* [What this task involves] Your task is to copy each line that has the word "icon".

________

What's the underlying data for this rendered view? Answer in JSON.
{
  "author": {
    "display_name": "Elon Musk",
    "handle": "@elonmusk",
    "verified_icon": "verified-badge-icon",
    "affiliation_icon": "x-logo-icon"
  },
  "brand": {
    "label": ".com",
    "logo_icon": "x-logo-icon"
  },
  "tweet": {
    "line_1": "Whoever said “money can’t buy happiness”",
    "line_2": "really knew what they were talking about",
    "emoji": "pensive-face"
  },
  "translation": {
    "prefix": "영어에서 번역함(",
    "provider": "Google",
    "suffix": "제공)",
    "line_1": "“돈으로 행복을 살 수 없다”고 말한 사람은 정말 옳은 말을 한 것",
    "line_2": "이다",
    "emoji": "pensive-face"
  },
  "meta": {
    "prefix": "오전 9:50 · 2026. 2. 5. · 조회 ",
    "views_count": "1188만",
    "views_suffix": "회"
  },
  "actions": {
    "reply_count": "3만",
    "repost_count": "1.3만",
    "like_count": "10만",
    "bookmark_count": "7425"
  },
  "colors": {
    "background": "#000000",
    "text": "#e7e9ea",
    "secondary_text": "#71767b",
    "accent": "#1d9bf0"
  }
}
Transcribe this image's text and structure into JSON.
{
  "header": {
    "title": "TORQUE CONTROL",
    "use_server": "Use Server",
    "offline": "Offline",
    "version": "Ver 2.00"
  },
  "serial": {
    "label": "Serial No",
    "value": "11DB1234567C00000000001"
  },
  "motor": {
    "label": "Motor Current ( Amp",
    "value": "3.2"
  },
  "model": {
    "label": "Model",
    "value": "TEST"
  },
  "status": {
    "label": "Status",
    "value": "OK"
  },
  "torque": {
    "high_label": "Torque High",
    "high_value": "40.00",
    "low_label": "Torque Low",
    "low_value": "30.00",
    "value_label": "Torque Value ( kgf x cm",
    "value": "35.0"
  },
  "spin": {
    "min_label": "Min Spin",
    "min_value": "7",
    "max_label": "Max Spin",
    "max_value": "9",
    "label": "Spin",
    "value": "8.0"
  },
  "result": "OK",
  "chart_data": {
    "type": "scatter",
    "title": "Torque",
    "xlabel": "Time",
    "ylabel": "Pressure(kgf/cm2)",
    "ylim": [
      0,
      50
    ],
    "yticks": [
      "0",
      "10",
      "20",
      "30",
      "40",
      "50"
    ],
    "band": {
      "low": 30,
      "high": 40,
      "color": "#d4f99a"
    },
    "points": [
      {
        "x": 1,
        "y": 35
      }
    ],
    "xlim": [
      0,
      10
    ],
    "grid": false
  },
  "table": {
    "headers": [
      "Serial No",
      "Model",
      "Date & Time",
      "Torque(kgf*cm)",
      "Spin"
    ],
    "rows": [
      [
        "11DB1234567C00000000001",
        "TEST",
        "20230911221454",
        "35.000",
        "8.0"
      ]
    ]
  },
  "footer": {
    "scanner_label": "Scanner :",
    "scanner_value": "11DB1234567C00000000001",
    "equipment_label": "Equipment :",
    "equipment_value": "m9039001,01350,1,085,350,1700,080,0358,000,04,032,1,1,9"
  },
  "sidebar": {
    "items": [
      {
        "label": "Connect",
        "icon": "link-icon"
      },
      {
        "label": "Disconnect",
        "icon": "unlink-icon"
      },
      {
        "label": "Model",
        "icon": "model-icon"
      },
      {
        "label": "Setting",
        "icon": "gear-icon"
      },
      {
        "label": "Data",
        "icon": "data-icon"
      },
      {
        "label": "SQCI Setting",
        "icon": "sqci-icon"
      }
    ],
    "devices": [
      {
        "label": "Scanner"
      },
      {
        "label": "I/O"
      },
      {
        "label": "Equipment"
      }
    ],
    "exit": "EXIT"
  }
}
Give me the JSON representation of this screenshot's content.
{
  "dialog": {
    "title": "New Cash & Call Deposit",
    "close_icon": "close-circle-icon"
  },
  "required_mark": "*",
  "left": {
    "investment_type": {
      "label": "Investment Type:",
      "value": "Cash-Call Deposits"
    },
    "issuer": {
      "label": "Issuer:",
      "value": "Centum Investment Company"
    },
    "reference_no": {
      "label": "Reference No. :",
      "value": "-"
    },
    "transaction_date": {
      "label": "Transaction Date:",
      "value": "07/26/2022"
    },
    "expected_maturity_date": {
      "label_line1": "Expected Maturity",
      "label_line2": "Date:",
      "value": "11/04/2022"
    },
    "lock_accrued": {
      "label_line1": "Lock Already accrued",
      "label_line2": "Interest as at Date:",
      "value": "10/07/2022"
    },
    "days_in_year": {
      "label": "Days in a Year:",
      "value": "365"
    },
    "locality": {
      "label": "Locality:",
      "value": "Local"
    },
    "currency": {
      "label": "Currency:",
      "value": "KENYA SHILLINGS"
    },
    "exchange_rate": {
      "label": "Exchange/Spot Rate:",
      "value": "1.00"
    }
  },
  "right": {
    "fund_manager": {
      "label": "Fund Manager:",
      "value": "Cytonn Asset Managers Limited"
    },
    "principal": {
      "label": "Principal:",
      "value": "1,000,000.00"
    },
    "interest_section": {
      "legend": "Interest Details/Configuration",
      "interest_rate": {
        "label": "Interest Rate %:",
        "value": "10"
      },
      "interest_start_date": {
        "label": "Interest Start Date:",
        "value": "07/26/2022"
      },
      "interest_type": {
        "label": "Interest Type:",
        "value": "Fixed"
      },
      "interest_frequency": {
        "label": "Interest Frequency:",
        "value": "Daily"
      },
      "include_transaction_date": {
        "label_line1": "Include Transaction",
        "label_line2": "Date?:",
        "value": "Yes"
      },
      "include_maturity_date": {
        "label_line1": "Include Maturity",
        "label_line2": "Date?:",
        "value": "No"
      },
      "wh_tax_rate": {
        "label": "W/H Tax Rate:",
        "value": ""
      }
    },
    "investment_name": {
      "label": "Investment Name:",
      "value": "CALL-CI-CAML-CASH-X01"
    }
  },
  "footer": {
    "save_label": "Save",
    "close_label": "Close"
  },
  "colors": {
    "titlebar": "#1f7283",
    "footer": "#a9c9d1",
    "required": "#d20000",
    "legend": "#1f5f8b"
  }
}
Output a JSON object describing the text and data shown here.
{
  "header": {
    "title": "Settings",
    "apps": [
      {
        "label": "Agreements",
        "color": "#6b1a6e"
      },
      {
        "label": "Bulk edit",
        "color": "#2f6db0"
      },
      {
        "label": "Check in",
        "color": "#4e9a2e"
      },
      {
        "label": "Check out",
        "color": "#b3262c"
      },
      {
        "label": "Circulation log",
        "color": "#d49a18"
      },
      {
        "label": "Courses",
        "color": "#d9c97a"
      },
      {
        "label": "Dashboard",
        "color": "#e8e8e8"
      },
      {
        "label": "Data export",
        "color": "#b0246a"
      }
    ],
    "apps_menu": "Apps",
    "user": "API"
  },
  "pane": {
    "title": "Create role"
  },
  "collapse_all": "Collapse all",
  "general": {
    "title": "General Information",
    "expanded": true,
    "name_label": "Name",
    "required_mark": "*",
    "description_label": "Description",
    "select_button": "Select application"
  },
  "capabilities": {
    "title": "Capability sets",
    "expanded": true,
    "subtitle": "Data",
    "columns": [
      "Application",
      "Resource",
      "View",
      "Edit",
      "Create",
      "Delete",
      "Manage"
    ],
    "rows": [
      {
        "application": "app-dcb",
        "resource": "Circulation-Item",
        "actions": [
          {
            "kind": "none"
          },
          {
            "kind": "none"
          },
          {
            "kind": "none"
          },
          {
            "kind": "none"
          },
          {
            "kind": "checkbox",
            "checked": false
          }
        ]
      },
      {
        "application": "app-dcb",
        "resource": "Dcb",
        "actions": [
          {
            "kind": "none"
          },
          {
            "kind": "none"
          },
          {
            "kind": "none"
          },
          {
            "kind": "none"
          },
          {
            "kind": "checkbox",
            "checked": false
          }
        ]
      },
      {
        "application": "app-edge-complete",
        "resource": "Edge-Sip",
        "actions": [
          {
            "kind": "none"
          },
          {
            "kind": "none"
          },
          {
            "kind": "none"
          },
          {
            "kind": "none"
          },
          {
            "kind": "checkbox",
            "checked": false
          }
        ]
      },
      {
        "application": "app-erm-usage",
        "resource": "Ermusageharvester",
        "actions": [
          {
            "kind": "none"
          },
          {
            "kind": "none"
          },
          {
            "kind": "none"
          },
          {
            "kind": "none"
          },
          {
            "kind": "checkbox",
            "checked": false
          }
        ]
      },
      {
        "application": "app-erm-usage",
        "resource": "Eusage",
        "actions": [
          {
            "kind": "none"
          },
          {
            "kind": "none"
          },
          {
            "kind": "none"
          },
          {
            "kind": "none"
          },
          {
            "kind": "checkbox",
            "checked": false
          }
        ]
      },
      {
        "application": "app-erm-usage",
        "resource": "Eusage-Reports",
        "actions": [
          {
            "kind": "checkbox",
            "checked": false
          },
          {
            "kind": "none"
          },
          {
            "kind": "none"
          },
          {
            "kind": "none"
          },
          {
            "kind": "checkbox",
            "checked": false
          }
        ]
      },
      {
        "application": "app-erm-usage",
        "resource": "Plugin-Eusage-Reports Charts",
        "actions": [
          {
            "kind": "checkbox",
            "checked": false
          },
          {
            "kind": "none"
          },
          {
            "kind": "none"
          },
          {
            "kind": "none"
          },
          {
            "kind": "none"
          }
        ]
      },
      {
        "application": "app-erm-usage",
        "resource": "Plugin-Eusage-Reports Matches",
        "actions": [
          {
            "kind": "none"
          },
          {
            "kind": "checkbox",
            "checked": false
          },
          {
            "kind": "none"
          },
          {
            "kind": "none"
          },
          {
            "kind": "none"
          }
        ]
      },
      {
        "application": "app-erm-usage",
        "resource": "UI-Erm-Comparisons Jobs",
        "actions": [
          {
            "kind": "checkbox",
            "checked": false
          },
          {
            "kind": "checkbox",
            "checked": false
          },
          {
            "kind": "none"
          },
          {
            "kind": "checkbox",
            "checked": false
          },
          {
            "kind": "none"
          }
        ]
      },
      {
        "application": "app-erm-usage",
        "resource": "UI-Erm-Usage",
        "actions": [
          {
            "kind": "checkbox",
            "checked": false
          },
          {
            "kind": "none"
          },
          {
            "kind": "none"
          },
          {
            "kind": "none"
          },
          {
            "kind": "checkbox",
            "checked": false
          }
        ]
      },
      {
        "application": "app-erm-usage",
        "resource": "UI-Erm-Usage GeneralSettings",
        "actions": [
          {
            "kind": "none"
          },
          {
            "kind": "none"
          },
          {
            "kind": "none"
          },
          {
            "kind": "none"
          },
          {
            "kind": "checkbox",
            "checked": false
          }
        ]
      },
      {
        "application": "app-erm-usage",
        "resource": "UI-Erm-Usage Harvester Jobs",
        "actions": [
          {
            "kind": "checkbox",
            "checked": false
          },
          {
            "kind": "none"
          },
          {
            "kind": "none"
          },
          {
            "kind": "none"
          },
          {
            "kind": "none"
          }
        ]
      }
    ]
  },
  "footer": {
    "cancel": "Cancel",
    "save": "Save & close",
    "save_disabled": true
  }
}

________

* [Response below]
    "verified_icon": "verified-badge-icon",
    "affiliation_icon": "x-logo-icon"
    "logo_icon": "x-logo-icon"
        "icon": "link-icon"
        "icon": "unlink-icon"
        "icon": "model-icon"
        "icon": "gear-icon"
        "icon": "data-icon"
        "icon": "sqci-icon"
    "close_icon": "close-circle-icon"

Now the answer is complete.